What to work on
In the entries below, find the lines that contain the word "version" and copy them.

********

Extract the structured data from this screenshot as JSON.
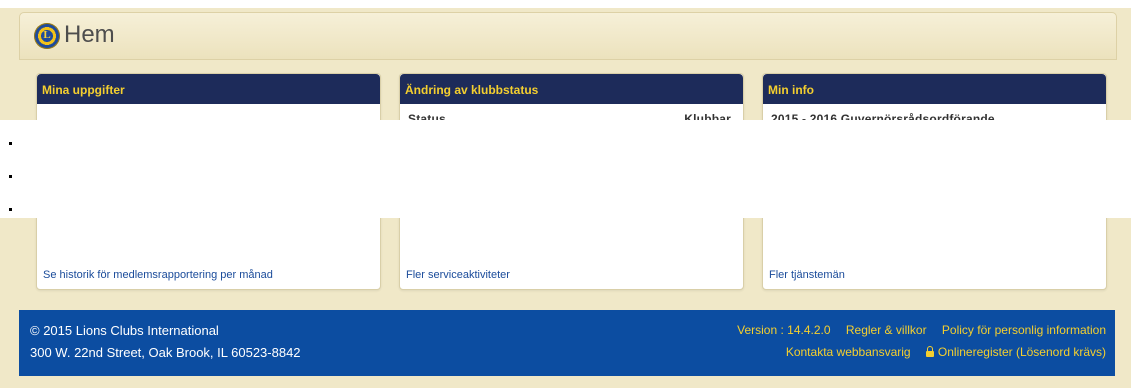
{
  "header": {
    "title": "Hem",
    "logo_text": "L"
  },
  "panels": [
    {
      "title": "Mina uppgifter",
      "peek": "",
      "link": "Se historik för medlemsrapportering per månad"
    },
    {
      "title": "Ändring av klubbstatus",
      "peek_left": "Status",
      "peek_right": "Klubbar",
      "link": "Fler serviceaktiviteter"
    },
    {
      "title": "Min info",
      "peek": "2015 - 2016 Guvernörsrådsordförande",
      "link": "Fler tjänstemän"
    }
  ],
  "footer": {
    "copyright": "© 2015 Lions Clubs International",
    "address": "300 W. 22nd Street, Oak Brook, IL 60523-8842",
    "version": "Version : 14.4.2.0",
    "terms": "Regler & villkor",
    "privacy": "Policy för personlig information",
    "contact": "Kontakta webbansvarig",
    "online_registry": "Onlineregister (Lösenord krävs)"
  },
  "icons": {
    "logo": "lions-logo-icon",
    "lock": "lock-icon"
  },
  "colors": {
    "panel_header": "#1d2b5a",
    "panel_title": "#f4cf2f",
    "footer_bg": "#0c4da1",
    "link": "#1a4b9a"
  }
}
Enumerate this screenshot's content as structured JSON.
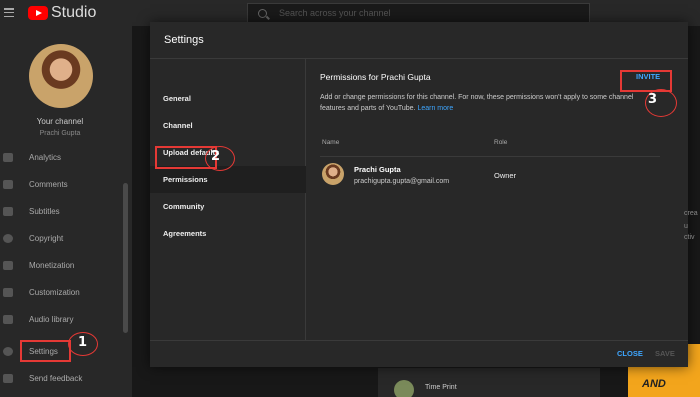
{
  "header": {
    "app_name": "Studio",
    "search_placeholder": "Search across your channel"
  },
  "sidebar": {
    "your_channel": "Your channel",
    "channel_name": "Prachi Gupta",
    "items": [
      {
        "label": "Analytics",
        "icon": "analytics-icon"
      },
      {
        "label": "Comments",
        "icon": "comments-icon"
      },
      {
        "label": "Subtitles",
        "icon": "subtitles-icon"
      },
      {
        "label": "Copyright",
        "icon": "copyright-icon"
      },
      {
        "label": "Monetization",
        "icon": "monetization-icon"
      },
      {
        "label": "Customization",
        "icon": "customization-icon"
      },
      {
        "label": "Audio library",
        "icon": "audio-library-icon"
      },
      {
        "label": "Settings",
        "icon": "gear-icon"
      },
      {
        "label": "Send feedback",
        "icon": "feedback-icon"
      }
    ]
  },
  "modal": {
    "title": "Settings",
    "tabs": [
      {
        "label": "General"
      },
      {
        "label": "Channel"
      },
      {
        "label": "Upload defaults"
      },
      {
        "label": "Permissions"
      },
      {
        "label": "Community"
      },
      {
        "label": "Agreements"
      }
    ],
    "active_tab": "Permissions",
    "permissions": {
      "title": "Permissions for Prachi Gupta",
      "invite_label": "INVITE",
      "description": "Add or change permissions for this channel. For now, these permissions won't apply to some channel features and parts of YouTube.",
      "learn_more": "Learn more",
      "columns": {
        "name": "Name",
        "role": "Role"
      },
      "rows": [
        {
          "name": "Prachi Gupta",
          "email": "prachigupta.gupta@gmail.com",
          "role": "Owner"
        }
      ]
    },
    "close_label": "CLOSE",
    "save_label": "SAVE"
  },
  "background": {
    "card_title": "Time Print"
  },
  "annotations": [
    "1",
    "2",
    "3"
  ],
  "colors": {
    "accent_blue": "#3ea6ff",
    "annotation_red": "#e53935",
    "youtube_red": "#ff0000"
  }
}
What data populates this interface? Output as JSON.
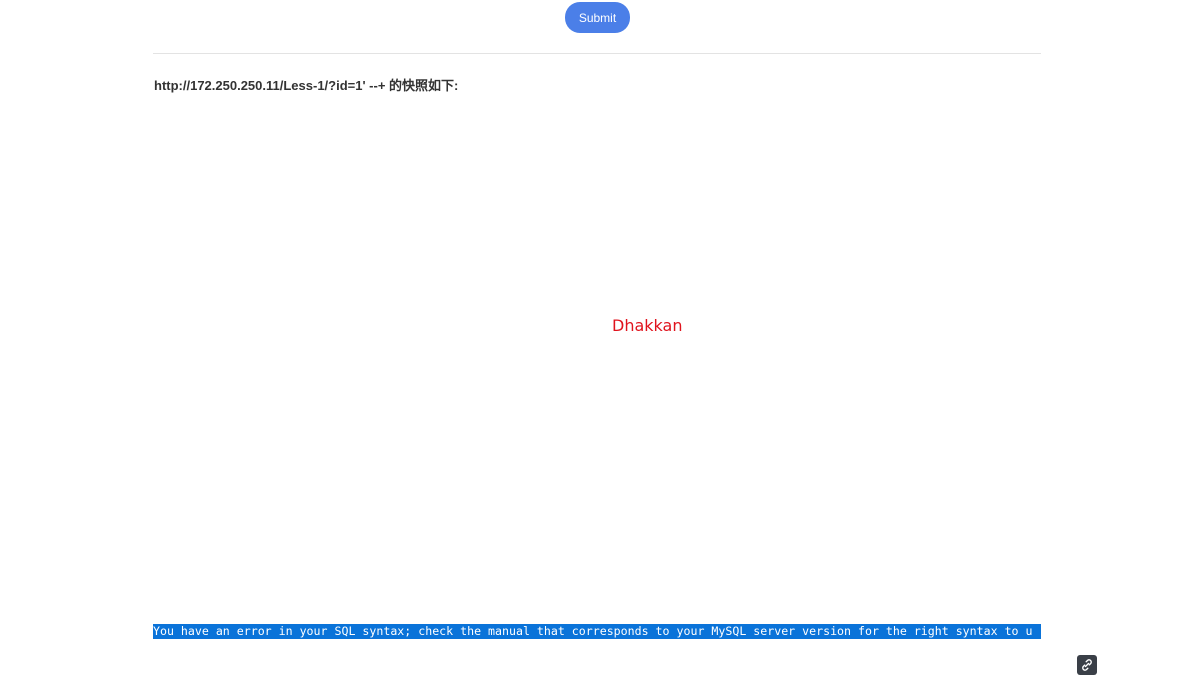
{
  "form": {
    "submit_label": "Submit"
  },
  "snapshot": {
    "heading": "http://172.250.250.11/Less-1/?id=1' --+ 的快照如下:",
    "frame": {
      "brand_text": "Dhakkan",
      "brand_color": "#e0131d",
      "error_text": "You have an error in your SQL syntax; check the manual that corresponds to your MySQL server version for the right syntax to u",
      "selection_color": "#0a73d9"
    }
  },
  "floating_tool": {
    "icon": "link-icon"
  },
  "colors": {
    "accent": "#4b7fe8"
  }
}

********

Solution
    "version": "Version : 14.4.2.0",
      "error_text": "You have an error in your SQL syntax; check the manual that corresponds to your MySQL server version for the right syntax to u",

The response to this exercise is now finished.